Task objective: Among the lines of these entries, how many hold the word "this"? State only the number.

Supplied data:
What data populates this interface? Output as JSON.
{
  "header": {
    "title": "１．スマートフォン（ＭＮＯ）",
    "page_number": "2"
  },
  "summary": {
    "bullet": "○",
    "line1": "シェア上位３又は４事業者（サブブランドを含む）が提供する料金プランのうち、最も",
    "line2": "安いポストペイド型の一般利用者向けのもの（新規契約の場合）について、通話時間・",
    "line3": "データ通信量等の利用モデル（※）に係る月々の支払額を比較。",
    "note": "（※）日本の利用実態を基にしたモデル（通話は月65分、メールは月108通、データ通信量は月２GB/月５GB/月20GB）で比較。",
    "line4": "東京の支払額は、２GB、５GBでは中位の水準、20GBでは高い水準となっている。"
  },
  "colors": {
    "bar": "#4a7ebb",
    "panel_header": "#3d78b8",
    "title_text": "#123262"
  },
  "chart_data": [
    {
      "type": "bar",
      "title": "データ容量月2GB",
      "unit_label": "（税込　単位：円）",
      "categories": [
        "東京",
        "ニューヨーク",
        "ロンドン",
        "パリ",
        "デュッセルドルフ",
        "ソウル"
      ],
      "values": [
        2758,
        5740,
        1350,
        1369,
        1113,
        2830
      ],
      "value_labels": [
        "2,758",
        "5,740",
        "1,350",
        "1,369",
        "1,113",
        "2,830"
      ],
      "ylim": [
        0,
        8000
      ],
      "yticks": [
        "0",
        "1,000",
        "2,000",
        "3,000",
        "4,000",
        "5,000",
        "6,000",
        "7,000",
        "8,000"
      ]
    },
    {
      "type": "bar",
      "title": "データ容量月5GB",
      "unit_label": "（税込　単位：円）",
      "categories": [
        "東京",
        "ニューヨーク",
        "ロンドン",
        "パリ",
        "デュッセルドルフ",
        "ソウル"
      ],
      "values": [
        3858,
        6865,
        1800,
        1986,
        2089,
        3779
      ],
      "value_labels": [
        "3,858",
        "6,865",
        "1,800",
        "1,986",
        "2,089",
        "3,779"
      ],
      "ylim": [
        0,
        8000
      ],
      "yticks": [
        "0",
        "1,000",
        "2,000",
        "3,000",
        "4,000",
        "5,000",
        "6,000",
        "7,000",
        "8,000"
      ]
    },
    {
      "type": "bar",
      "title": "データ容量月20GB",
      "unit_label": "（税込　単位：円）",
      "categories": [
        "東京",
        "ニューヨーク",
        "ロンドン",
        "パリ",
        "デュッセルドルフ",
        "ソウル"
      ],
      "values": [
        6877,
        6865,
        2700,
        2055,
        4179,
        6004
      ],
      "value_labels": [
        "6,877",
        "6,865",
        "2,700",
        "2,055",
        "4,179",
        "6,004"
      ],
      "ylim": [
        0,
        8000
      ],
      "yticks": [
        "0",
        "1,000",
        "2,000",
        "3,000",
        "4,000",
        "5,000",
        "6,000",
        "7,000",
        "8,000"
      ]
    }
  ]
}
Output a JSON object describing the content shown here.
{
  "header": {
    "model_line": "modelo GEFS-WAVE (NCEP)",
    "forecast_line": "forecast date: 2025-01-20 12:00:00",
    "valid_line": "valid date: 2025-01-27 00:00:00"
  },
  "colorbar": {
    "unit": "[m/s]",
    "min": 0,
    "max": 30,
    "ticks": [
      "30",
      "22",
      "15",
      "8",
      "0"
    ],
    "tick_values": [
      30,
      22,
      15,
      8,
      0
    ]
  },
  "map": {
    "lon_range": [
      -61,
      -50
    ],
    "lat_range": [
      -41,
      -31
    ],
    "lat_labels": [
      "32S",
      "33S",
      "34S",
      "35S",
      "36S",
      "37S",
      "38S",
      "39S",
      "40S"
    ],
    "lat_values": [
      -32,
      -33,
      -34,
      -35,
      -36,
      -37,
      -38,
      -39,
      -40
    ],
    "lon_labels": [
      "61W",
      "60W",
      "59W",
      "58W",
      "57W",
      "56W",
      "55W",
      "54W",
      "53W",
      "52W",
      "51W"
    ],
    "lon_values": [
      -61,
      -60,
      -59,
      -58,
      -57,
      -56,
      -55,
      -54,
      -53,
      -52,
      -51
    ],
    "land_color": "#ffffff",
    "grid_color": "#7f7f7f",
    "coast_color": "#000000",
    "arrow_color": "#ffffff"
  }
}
...
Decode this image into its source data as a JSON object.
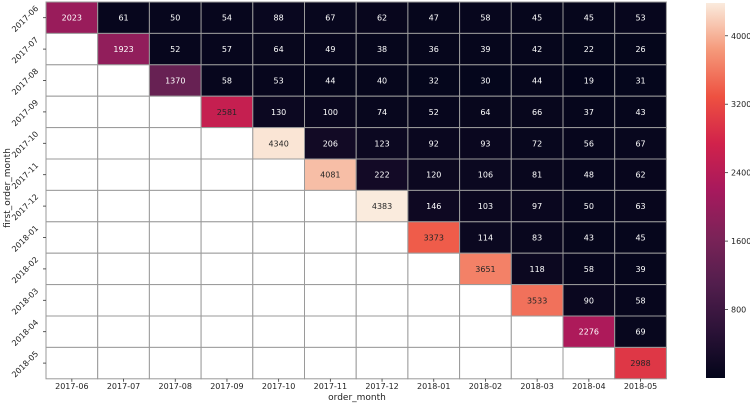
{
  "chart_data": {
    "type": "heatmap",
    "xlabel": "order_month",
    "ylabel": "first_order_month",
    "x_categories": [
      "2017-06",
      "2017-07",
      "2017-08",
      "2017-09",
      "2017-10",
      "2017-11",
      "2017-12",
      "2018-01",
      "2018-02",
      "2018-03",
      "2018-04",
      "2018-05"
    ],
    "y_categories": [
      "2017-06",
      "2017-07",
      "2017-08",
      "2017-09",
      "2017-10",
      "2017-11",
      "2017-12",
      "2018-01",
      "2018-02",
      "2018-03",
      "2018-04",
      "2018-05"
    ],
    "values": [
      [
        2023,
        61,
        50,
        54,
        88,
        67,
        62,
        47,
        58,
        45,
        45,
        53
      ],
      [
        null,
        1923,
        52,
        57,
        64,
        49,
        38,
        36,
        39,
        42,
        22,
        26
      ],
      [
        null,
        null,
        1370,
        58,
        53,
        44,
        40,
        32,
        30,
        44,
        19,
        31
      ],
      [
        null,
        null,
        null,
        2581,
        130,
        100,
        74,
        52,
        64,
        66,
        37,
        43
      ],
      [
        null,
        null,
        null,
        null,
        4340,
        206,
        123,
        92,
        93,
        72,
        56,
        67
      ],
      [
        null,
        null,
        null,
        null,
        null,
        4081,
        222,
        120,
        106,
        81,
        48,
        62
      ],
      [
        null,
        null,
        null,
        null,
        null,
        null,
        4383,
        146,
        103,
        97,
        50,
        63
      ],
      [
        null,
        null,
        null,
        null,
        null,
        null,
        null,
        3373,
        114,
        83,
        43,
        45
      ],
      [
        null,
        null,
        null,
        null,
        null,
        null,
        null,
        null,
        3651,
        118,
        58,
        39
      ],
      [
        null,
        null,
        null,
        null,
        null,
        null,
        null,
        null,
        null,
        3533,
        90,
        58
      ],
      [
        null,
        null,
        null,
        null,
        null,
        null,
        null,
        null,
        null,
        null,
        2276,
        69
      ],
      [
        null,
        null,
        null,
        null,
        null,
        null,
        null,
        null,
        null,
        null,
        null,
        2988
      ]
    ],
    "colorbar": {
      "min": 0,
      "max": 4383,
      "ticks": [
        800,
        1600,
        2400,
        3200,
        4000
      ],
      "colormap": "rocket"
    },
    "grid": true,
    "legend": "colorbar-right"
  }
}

Written answer: 2